→ **Task statement**
Copy out each line that has "odds" in it.

→ **Exercise data**

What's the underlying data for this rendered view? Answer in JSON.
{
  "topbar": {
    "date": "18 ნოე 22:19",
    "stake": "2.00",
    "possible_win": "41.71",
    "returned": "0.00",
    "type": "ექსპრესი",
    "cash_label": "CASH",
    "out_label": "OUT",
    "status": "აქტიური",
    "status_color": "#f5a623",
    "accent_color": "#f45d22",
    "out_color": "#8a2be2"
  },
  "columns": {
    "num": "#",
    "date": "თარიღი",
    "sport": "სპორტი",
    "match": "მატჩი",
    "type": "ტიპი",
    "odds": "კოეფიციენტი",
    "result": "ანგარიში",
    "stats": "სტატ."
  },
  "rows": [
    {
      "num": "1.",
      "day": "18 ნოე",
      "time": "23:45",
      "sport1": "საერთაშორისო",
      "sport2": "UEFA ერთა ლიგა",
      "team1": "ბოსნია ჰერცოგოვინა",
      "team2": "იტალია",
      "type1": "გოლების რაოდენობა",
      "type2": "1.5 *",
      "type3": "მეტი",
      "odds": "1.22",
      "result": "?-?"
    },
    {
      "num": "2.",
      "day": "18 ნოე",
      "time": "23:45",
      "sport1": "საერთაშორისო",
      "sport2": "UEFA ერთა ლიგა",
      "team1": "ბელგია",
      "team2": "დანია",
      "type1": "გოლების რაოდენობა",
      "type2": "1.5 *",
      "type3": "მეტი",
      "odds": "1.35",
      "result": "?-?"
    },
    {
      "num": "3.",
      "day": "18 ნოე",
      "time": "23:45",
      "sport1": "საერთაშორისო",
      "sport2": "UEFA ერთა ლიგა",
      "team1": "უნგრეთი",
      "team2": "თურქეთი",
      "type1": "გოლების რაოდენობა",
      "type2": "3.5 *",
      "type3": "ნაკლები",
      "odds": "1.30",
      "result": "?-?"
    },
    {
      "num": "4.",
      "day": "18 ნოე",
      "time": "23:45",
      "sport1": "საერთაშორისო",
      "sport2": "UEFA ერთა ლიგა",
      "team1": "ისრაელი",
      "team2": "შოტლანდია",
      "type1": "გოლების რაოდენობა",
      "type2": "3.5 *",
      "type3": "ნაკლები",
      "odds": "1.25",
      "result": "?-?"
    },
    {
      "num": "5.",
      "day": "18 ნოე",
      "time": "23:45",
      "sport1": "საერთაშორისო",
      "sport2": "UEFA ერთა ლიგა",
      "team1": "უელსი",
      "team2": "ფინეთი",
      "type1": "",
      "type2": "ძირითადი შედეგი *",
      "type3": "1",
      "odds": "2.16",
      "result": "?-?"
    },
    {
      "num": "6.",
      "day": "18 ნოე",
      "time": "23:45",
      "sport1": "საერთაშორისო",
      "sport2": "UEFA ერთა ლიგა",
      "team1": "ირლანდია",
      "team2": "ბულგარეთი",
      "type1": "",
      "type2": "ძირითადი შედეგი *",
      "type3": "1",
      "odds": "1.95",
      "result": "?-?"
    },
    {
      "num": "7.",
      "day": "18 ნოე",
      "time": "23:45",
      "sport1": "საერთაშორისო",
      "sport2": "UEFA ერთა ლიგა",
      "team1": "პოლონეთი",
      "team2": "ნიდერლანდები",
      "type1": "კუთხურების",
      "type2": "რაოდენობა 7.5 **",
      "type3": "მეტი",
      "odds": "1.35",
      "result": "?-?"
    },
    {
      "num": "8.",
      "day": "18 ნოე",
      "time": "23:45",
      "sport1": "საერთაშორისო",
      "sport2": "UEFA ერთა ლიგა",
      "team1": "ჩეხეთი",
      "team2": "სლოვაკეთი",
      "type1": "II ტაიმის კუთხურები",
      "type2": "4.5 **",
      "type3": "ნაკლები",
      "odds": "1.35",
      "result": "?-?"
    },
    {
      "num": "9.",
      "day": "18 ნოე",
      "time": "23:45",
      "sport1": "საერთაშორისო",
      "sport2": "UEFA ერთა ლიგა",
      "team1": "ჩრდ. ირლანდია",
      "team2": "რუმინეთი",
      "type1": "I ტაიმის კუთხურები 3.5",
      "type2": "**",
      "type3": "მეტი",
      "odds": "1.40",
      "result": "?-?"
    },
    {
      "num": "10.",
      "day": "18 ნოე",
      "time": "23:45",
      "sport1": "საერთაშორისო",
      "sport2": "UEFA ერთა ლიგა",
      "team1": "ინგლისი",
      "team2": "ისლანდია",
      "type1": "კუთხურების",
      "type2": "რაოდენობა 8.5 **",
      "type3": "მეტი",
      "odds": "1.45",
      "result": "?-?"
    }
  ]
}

→ **Task output**
    "odds": "კოეფიციენტი",
      "odds": "1.22",
      "odds": "1.35",
      "odds": "1.30",
      "odds": "1.25",
      "odds": "2.16",
      "odds": "1.95",
      "odds": "1.35",
      "odds": "1.35",
      "odds": "1.40",
      "odds": "1.45",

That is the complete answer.